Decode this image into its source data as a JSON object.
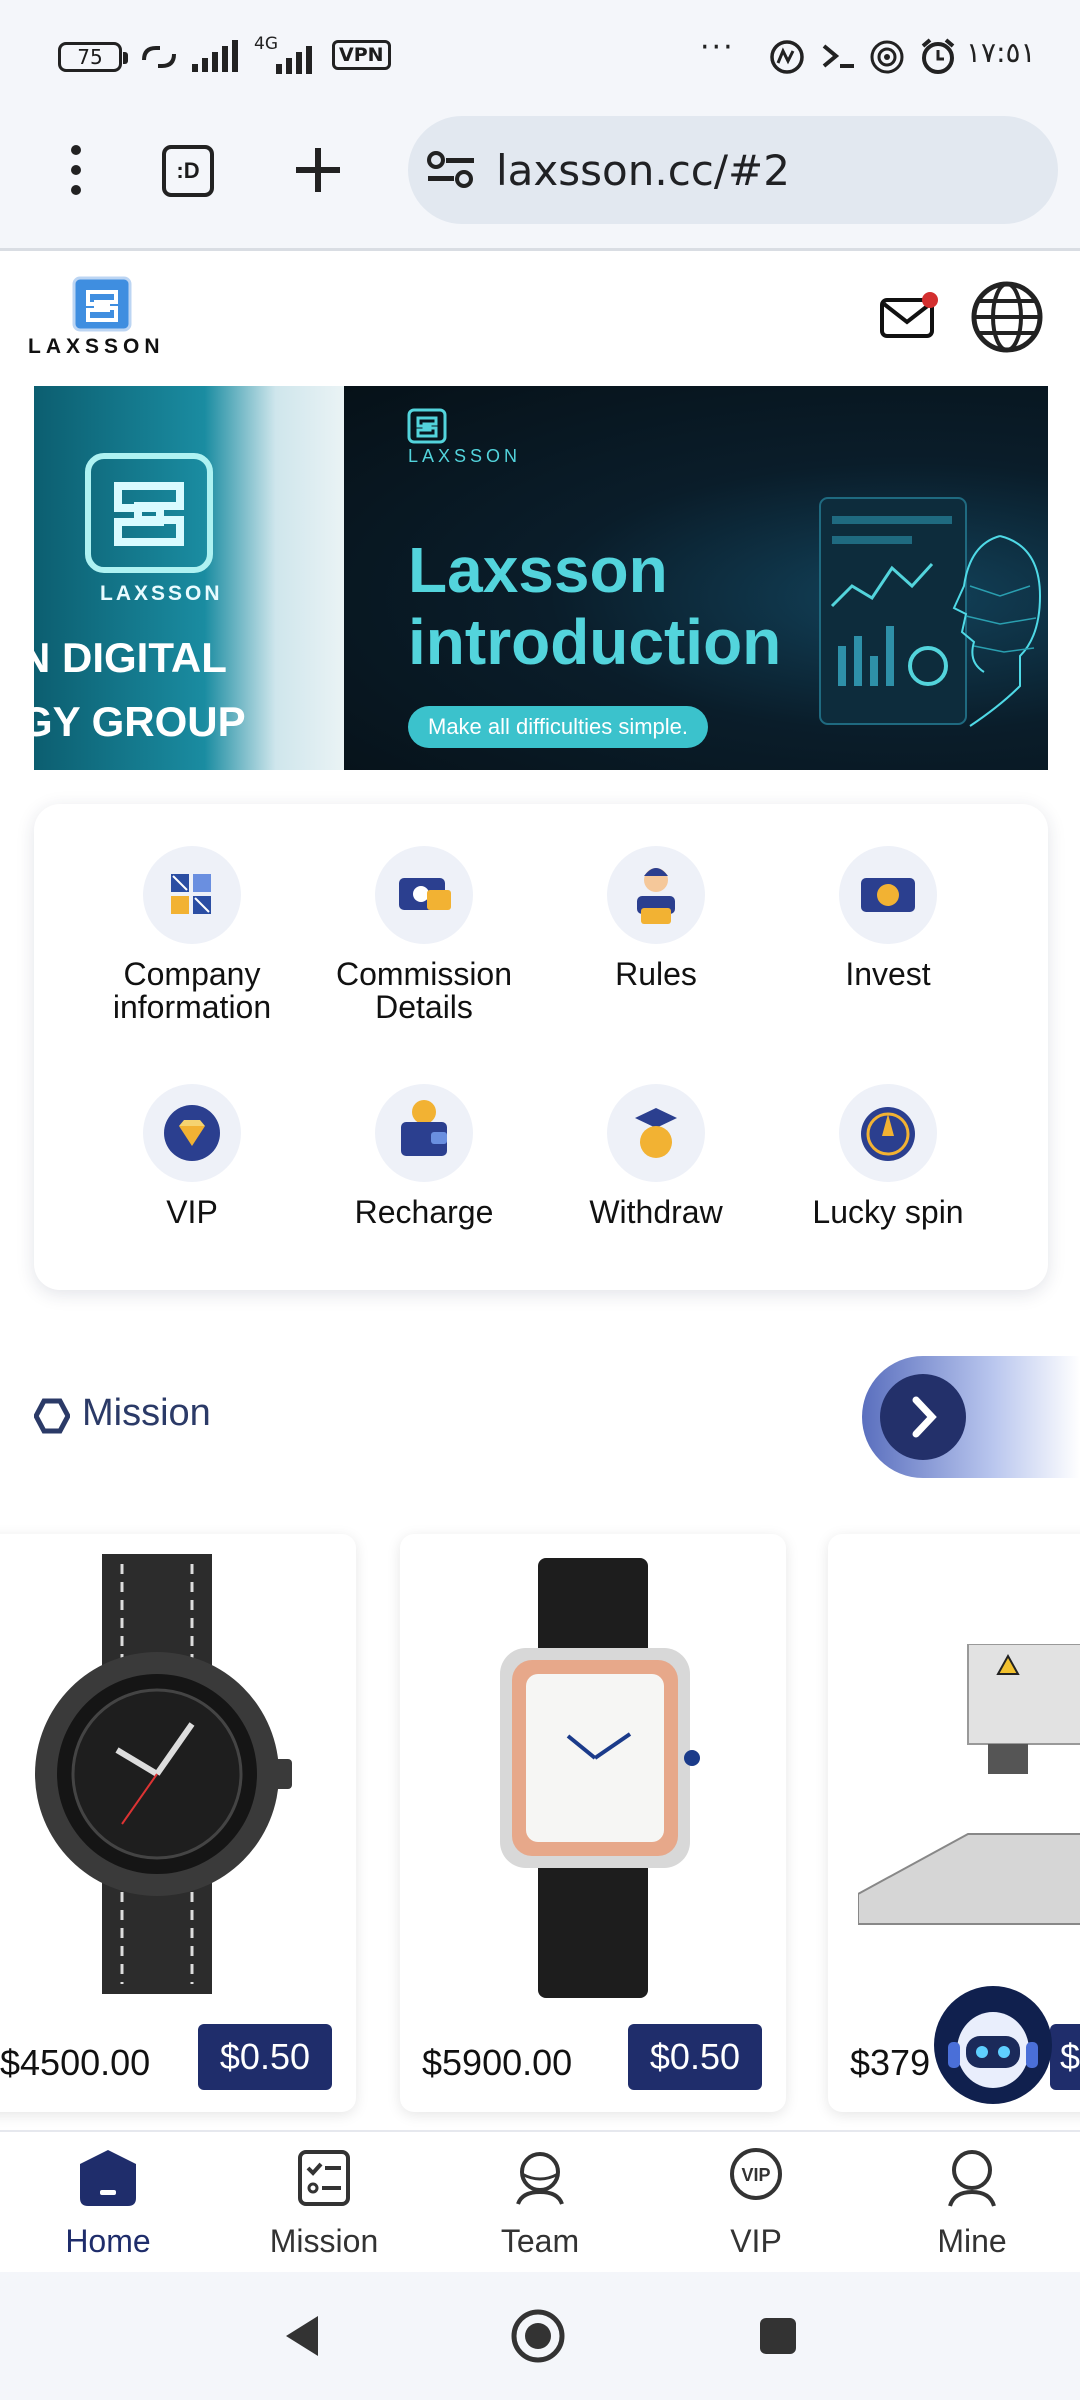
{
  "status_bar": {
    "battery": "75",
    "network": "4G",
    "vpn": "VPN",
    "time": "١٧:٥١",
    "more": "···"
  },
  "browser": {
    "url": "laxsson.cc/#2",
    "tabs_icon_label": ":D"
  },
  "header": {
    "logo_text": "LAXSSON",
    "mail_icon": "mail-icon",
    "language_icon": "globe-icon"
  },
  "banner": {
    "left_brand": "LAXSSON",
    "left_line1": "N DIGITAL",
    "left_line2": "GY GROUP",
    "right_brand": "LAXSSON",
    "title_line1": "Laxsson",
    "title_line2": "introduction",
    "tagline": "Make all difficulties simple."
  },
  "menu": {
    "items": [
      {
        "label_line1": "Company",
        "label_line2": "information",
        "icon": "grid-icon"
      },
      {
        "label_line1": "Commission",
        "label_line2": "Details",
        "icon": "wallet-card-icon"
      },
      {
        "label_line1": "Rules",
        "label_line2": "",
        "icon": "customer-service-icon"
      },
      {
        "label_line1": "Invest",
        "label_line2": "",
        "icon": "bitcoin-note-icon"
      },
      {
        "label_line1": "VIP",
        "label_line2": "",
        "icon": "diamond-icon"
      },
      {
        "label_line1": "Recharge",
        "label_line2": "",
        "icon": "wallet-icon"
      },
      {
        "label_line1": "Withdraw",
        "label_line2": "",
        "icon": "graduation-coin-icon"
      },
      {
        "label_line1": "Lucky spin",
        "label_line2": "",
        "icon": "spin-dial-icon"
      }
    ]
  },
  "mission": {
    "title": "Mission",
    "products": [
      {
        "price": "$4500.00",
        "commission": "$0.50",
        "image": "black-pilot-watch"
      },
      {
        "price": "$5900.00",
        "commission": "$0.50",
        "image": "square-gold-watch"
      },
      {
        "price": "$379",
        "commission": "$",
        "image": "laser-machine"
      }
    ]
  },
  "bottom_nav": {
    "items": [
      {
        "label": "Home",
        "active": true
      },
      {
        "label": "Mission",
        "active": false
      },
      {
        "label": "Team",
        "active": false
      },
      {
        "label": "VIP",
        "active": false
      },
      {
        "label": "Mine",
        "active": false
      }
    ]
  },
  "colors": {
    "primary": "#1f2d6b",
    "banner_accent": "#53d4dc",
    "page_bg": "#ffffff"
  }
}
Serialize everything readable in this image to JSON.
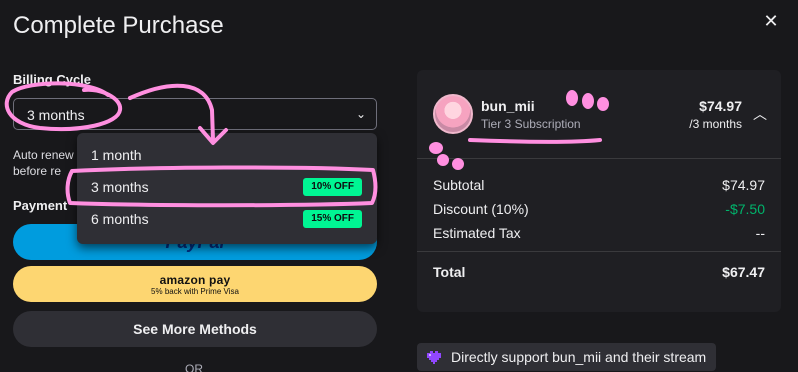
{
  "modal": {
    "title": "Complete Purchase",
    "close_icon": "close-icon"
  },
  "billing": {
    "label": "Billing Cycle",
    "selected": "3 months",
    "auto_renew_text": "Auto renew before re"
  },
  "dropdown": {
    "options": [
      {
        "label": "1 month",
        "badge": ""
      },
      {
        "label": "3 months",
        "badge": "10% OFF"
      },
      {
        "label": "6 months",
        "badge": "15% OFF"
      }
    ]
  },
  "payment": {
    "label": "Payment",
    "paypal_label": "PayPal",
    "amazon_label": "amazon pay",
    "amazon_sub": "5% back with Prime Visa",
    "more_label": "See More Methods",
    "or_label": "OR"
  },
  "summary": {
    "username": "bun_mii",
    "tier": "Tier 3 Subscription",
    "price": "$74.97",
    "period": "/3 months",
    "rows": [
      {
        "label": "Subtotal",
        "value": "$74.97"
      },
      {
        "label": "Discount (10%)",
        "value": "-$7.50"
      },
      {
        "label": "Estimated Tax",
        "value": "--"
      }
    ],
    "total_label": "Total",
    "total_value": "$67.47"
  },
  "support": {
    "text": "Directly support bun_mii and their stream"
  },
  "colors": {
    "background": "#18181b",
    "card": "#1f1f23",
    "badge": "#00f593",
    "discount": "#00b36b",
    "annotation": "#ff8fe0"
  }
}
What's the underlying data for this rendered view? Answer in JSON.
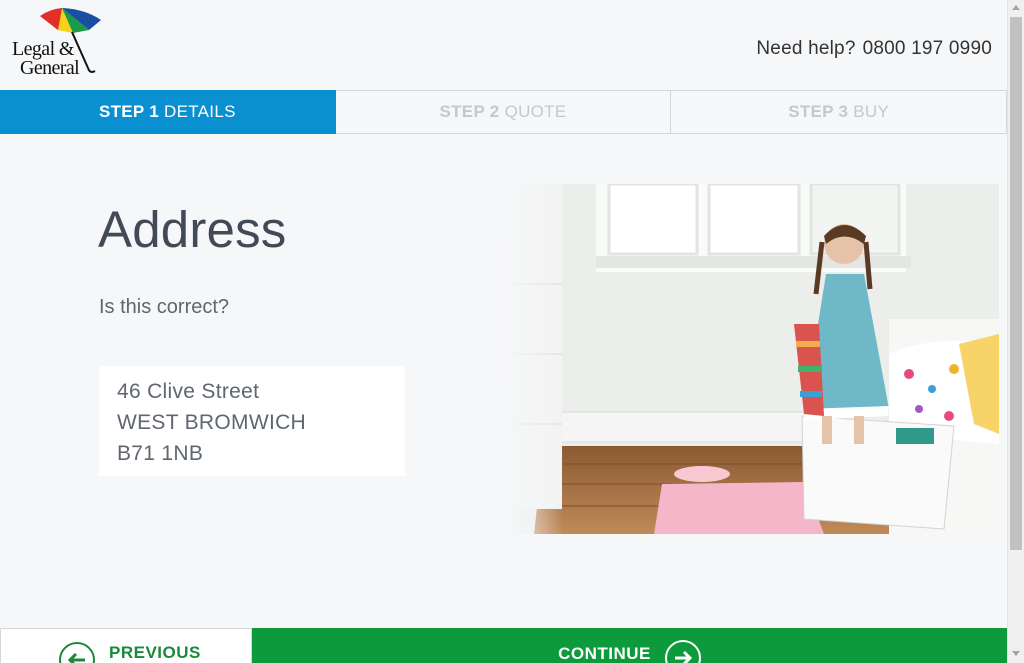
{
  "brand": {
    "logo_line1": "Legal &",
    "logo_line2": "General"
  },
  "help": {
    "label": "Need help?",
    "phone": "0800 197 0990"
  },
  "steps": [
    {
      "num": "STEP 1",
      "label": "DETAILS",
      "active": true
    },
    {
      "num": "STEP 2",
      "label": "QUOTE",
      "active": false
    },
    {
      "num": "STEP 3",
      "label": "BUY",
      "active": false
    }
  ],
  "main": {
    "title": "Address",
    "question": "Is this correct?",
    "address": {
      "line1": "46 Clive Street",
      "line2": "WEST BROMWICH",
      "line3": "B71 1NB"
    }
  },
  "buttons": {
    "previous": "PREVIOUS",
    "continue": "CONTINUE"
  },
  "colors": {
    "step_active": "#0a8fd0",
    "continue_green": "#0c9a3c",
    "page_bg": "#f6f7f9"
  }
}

Prompt -> Copy out all lines from the material above that contain the string "watch".

Full response ->
        "image": "black-pilot-watch"
        "image": "square-gold-watch"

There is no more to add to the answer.